• _Task_:
Skip the pictures and quote all of the lines exactly.

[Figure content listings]
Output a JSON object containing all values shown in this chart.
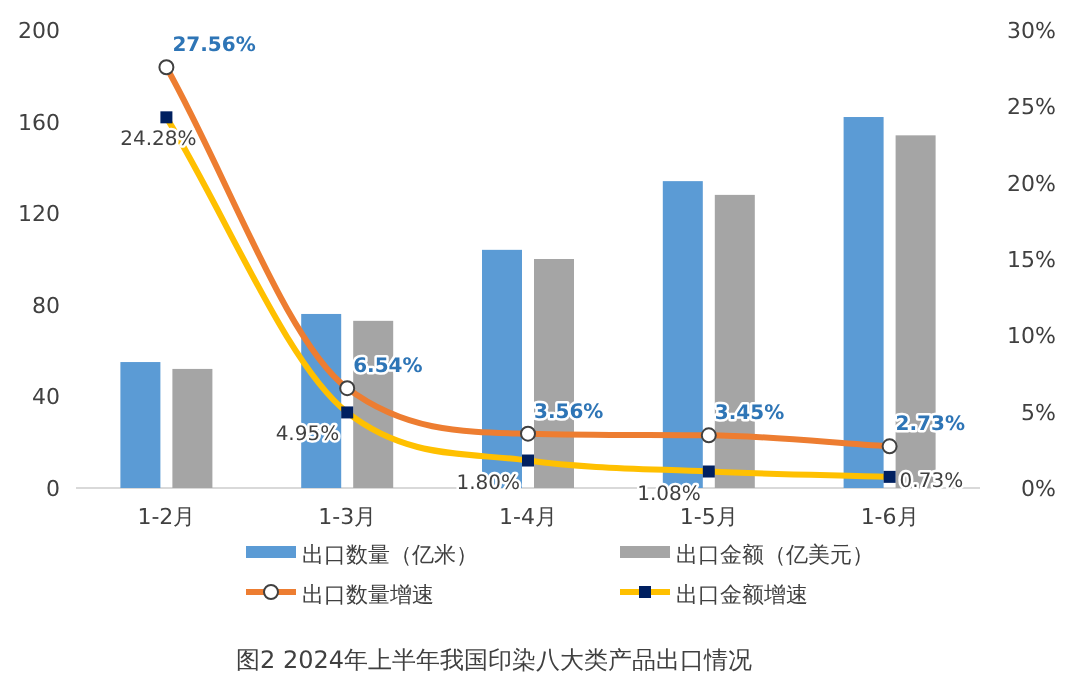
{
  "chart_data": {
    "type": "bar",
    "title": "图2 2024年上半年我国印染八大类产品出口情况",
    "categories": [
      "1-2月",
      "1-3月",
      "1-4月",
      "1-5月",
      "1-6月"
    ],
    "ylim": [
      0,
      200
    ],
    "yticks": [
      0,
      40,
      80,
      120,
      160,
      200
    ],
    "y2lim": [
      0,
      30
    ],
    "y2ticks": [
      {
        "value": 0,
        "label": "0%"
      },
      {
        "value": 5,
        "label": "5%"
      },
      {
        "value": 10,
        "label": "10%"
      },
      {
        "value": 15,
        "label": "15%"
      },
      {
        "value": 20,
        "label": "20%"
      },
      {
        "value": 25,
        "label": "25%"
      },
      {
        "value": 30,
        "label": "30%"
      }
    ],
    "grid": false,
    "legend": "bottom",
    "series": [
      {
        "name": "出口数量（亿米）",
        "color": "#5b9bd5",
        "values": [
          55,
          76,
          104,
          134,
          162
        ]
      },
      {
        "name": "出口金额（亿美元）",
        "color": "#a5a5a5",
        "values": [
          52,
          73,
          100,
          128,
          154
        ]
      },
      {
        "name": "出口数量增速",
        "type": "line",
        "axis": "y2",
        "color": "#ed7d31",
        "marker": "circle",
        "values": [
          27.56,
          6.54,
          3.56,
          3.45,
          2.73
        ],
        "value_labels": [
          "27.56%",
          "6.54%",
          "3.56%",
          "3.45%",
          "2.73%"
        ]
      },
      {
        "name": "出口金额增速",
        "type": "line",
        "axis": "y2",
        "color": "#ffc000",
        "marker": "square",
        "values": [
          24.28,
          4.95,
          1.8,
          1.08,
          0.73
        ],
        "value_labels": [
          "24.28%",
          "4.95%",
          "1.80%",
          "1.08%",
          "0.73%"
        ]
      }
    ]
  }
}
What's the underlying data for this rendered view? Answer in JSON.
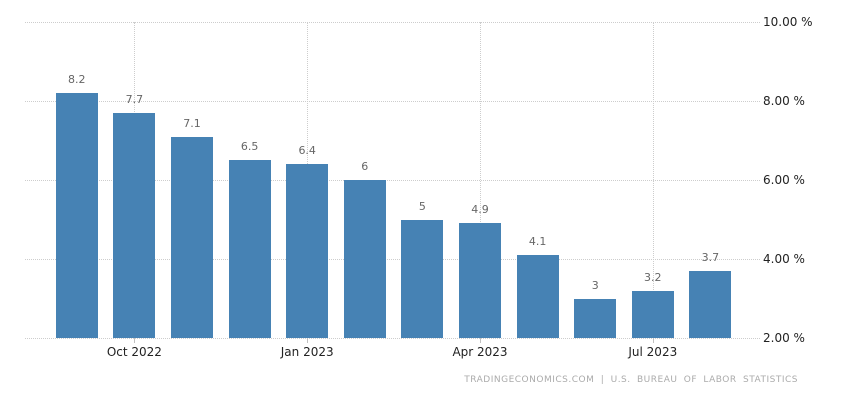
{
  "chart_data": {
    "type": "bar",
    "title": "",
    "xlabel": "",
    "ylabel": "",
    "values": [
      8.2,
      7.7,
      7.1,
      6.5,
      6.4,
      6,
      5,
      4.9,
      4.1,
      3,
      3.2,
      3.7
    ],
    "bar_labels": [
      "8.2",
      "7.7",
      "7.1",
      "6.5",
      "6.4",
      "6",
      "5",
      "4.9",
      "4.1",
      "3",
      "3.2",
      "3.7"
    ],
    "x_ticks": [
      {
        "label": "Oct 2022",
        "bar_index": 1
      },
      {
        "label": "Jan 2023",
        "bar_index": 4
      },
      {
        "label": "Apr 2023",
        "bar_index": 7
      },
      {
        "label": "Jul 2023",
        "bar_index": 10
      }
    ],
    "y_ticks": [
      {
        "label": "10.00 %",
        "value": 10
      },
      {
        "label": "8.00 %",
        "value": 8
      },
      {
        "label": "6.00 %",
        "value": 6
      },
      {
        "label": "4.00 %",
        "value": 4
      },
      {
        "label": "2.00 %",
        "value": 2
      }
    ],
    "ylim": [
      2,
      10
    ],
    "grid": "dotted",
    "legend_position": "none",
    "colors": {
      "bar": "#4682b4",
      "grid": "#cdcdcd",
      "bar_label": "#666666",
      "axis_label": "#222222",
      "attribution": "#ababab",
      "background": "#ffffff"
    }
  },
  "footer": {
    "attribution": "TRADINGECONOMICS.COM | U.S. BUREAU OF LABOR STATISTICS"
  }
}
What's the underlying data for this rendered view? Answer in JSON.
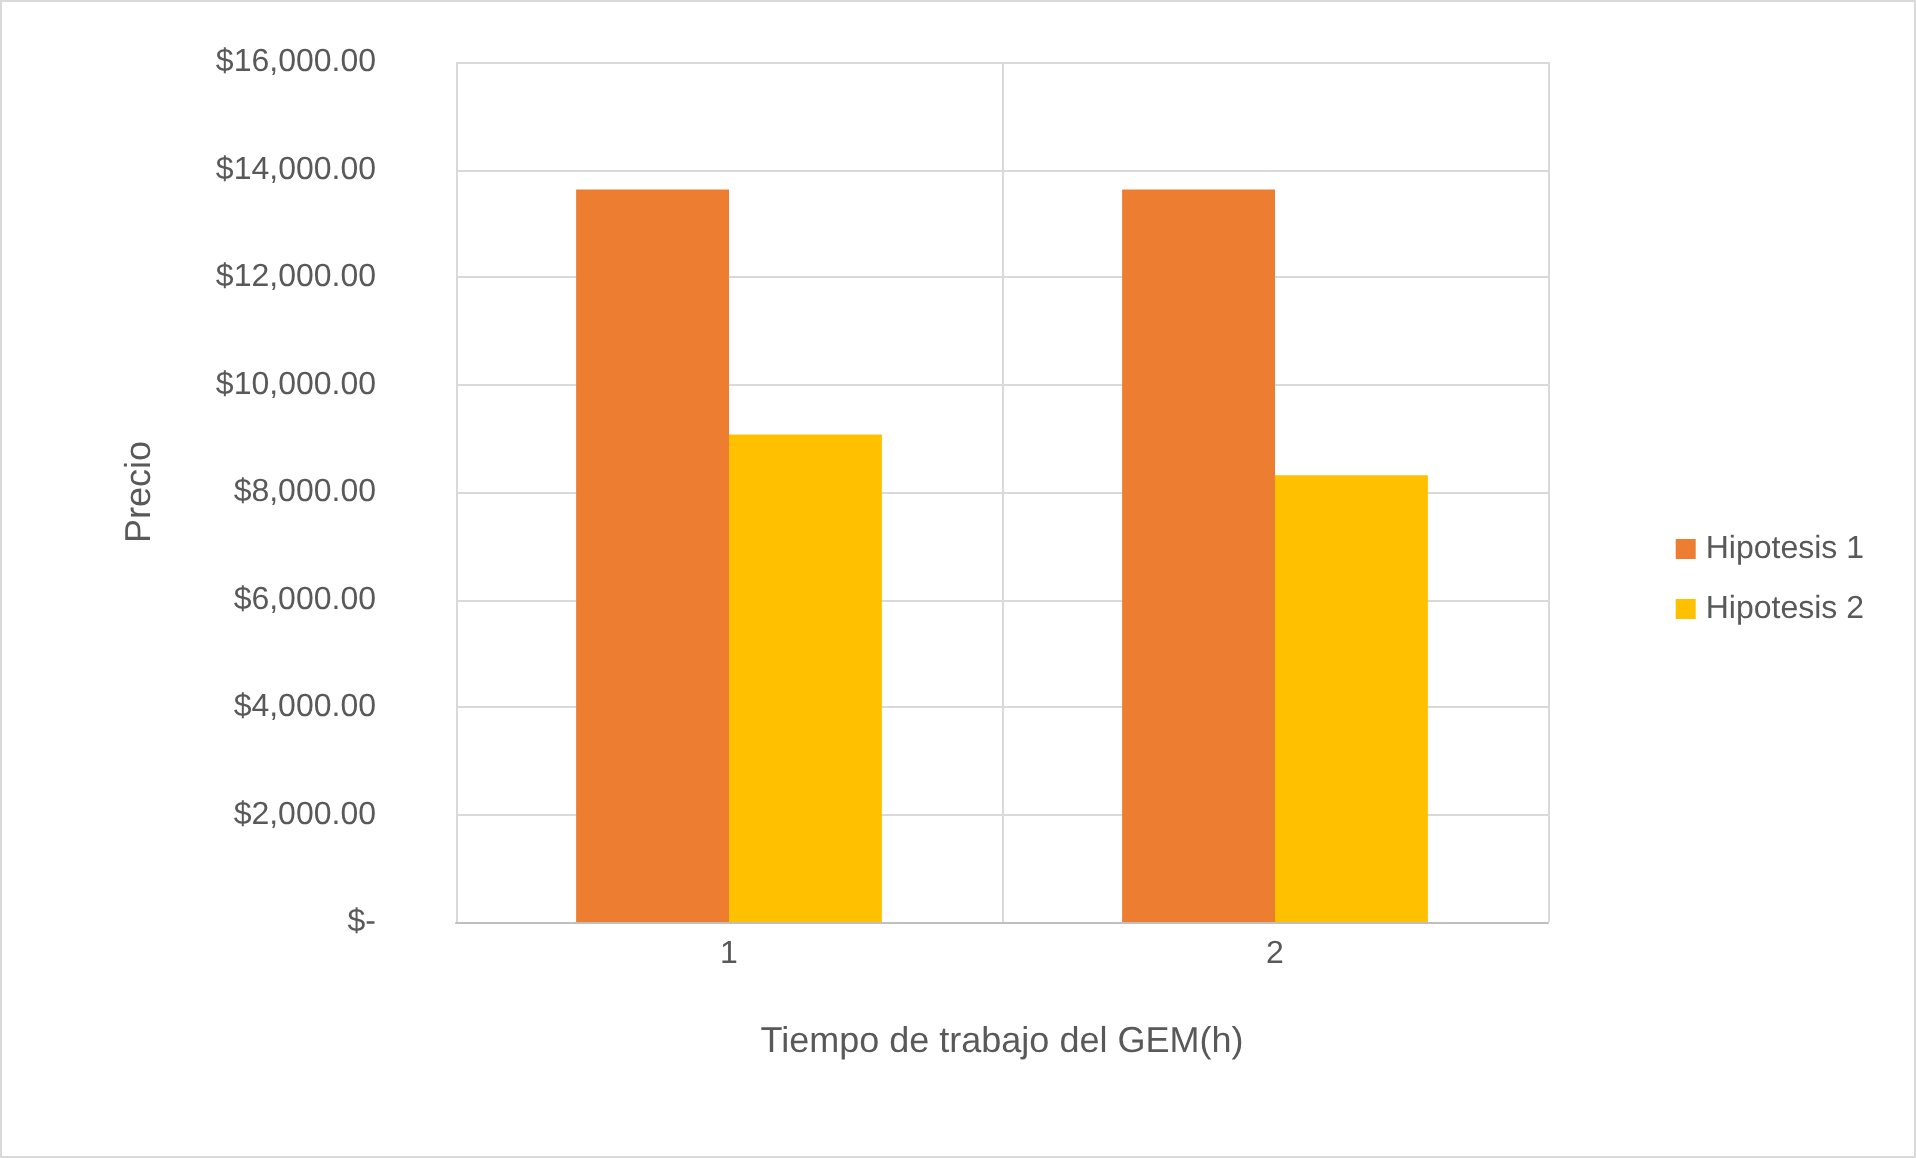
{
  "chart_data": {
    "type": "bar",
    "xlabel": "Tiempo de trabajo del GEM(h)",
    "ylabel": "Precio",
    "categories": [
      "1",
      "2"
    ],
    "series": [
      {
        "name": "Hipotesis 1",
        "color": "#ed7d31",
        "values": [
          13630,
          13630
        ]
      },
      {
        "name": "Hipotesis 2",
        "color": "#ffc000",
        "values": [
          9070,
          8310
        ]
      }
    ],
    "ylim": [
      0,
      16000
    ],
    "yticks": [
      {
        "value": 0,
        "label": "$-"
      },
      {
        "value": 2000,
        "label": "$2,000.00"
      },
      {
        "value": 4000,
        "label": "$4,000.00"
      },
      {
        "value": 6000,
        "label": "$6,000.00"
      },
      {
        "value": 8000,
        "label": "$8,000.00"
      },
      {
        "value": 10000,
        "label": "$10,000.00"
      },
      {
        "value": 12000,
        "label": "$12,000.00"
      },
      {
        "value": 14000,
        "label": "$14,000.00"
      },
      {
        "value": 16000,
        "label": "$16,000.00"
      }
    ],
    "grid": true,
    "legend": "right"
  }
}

• _Response to the exercise_:
Output a JSON object containing all values shown in this chart.
{
  "chart_data": {
    "type": "bar",
    "title": "图2 2024年上半年我国印染八大类产品出口情况",
    "categories": [
      "1-2月",
      "1-3月",
      "1-4月",
      "1-5月",
      "1-6月"
    ],
    "ylim": [
      0,
      200
    ],
    "yticks": [
      0,
      40,
      80,
      120,
      160,
      200
    ],
    "y2lim": [
      0,
      30
    ],
    "y2ticks": [
      {
        "value": 0,
        "label": "0%"
      },
      {
        "value": 5,
        "label": "5%"
      },
      {
        "value": 10,
        "label": "10%"
      },
      {
        "value": 15,
        "label": "15%"
      },
      {
        "value": 20,
        "label": "20%"
      },
      {
        "value": 25,
        "label": "25%"
      },
      {
        "value": 30,
        "label": "30%"
      }
    ],
    "grid": false,
    "legend": "bottom",
    "series": [
      {
        "name": "出口数量（亿米）",
        "color": "#5b9bd5",
        "values": [
          55,
          76,
          104,
          134,
          162
        ]
      },
      {
        "name": "出口金额（亿美元）",
        "color": "#a5a5a5",
        "values": [
          52,
          73,
          100,
          128,
          154
        ]
      },
      {
        "name": "出口数量增速",
        "type": "line",
        "axis": "y2",
        "color": "#ed7d31",
        "marker": "circle",
        "values": [
          27.56,
          6.54,
          3.56,
          3.45,
          2.73
        ],
        "value_labels": [
          "27.56%",
          "6.54%",
          "3.56%",
          "3.45%",
          "2.73%"
        ]
      },
      {
        "name": "出口金额增速",
        "type": "line",
        "axis": "y2",
        "color": "#ffc000",
        "marker": "square",
        "values": [
          24.28,
          4.95,
          1.8,
          1.08,
          0.73
        ],
        "value_labels": [
          "24.28%",
          "4.95%",
          "1.80%",
          "1.08%",
          "0.73%"
        ]
      }
    ]
  }
}
What's the underlying data for this rendered view? Answer in JSON.
{
  "chart_data": {
    "type": "bar",
    "title": "",
    "xlabel": "",
    "ylabel": "",
    "values": [
      8.2,
      7.7,
      7.1,
      6.5,
      6.4,
      6,
      5,
      4.9,
      4.1,
      3,
      3.2,
      3.7
    ],
    "bar_labels": [
      "8.2",
      "7.7",
      "7.1",
      "6.5",
      "6.4",
      "6",
      "5",
      "4.9",
      "4.1",
      "3",
      "3.2",
      "3.7"
    ],
    "x_ticks": [
      {
        "label": "Oct 2022",
        "bar_index": 1
      },
      {
        "label": "Jan 2023",
        "bar_index": 4
      },
      {
        "label": "Apr 2023",
        "bar_index": 7
      },
      {
        "label": "Jul 2023",
        "bar_index": 10
      }
    ],
    "y_ticks": [
      {
        "label": "10.00 %",
        "value": 10
      },
      {
        "label": "8.00 %",
        "value": 8
      },
      {
        "label": "6.00 %",
        "value": 6
      },
      {
        "label": "4.00 %",
        "value": 4
      },
      {
        "label": "2.00 %",
        "value": 2
      }
    ],
    "ylim": [
      2,
      10
    ],
    "grid": "dotted",
    "legend_position": "none",
    "colors": {
      "bar": "#4682b4",
      "grid": "#cdcdcd",
      "bar_label": "#666666",
      "axis_label": "#222222",
      "attribution": "#ababab",
      "background": "#ffffff"
    }
  },
  "footer": {
    "attribution": "TRADINGECONOMICS.COM | U.S. BUREAU OF LABOR STATISTICS"
  }
}
What's the underlying data for this rendered view? Answer in JSON.
{
  "chart_data": {
    "type": "bar",
    "xlabel": "Tiempo de trabajo del GEM(h)",
    "ylabel": "Precio",
    "categories": [
      "1",
      "2"
    ],
    "series": [
      {
        "name": "Hipotesis 1",
        "color": "#ed7d31",
        "values": [
          13630,
          13630
        ]
      },
      {
        "name": "Hipotesis 2",
        "color": "#ffc000",
        "values": [
          9070,
          8310
        ]
      }
    ],
    "ylim": [
      0,
      16000
    ],
    "yticks": [
      {
        "value": 0,
        "label": "$-"
      },
      {
        "value": 2000,
        "label": "$2,000.00"
      },
      {
        "value": 4000,
        "label": "$4,000.00"
      },
      {
        "value": 6000,
        "label": "$6,000.00"
      },
      {
        "value": 8000,
        "label": "$8,000.00"
      },
      {
        "value": 10000,
        "label": "$10,000.00"
      },
      {
        "value": 12000,
        "label": "$12,000.00"
      },
      {
        "value": 14000,
        "label": "$14,000.00"
      },
      {
        "value": 16000,
        "label": "$16,000.00"
      }
    ],
    "grid": true,
    "legend": "right"
  }
}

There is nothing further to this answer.